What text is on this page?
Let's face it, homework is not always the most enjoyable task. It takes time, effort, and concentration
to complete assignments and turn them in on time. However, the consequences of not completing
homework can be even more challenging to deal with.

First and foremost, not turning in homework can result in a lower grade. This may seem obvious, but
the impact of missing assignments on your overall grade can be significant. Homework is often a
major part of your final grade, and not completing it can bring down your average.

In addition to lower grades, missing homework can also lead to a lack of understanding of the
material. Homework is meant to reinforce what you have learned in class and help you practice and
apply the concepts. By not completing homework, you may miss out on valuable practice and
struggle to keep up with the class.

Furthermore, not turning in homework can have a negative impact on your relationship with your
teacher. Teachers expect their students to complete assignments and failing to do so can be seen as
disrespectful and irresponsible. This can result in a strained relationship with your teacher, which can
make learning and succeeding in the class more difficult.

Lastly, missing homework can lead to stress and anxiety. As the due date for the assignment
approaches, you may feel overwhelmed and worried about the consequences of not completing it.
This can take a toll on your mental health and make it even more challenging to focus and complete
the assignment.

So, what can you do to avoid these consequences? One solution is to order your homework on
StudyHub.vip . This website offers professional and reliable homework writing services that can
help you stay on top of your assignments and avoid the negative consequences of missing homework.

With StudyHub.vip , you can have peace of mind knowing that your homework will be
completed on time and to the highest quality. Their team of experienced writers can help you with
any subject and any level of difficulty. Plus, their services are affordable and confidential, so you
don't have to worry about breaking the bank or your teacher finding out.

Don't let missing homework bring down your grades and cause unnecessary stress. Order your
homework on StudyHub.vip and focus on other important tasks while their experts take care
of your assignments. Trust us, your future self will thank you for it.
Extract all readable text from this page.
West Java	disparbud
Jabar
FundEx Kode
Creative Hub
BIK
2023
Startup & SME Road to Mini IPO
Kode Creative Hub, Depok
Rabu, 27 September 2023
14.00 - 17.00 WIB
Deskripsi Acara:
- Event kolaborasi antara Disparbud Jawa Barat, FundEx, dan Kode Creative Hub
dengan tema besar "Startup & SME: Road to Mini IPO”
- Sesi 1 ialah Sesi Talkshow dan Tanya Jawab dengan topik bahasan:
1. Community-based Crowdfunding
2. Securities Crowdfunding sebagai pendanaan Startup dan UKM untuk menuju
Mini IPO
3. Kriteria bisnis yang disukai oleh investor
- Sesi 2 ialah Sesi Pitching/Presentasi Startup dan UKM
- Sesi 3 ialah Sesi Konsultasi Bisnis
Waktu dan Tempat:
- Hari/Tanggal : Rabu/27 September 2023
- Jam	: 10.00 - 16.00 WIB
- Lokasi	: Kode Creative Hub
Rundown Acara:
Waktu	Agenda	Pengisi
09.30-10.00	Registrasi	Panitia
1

• What you need to do: Take the listing above and write it out again exactly.

• Response:
What text is on this page?
Let's face it, homework is not always the most enjoyable task. It takes time, effort, and concentration
to complete assignments and turn them in on time. However, the consequences of not completing
homework can be even more challenging to deal with.

First and foremost, not turning in homework can result in a lower grade. This may seem obvious, but
the impact of missing assignments on your overall grade can be significant. Homework is often a
major part of your final grade, and not completing it can bring down your average.

In addition to lower grades, missing homework can also lead to a lack of understanding of the
material. Homework is meant to reinforce what you have learned in class and help you practice and
apply the concepts. By not completing homework, you may miss out on valuable practice and
struggle to keep up with the class.

Furthermore, not turning in homework can have a negative impact on your relationship with your
teacher. Teachers expect their students to complete assignments and failing to do so can be seen as
disrespectful and irresponsible. This can result in a strained relationship with your teacher, which can
make learning and succeeding in the class more difficult.

Lastly, missing homework can lead to stress and anxiety. As the due date for the assignment
approaches, you may feel overwhelmed and worried about the consequences of not completing it.
This can take a toll on your mental health and make it even more challenging to focus and complete
the assignment.

So, what can you do to avoid these consequences? One solution is to order your homework on
StudyHub.vip . This website offers professional and reliable homework writing services that can
help you stay on top of your assignments and avoid the negative consequences of missing homework.

With StudyHub.vip , you can have peace of mind knowing that your homework will be
completed on time and to the highest quality. Their team of experienced writers can help you with
any subject and any level of difficulty. Plus, their services are affordable and confidential, so you
don't have to worry about breaking the bank or your teacher finding out.

Don't let missing homework bring down your grades and cause unnecessary stress. Order your
homework on StudyHub.vip and focus on other important tasks while their experts take care
of your assignments. Trust us, your future self will thank you for it.
Extract all readable text from this page.
West Java	disparbud
Jabar
FundEx Kode
Creative Hub
BIK
2023
Startup & SME Road to Mini IPO
Kode Creative Hub, Depok
Rabu, 27 September 2023
14.00 - 17.00 WIB
Deskripsi Acara:
- Event kolaborasi antara Disparbud Jawa Barat, FundEx, dan Kode Creative Hub
dengan tema besar "Startup & SME: Road to Mini IPO”
- Sesi 1 ialah Sesi Talkshow dan Tanya Jawab dengan topik bahasan:
1. Community-based Crowdfunding
2. Securities Crowdfunding sebagai pendanaan Startup dan UKM untuk menuju
Mini IPO
3. Kriteria bisnis yang disukai oleh investor
- Sesi 2 ialah Sesi Pitching/Presentasi Startup dan UKM
- Sesi 3 ialah Sesi Konsultasi Bisnis
Waktu dan Tempat:
- Hari/Tanggal : Rabu/27 September 2023
- Jam	: 10.00 - 16.00 WIB
- Lokasi	: Kode Creative Hub
Rundown Acara:
Waktu	Agenda	Pengisi
09.30-10.00	Registrasi	Panitia
1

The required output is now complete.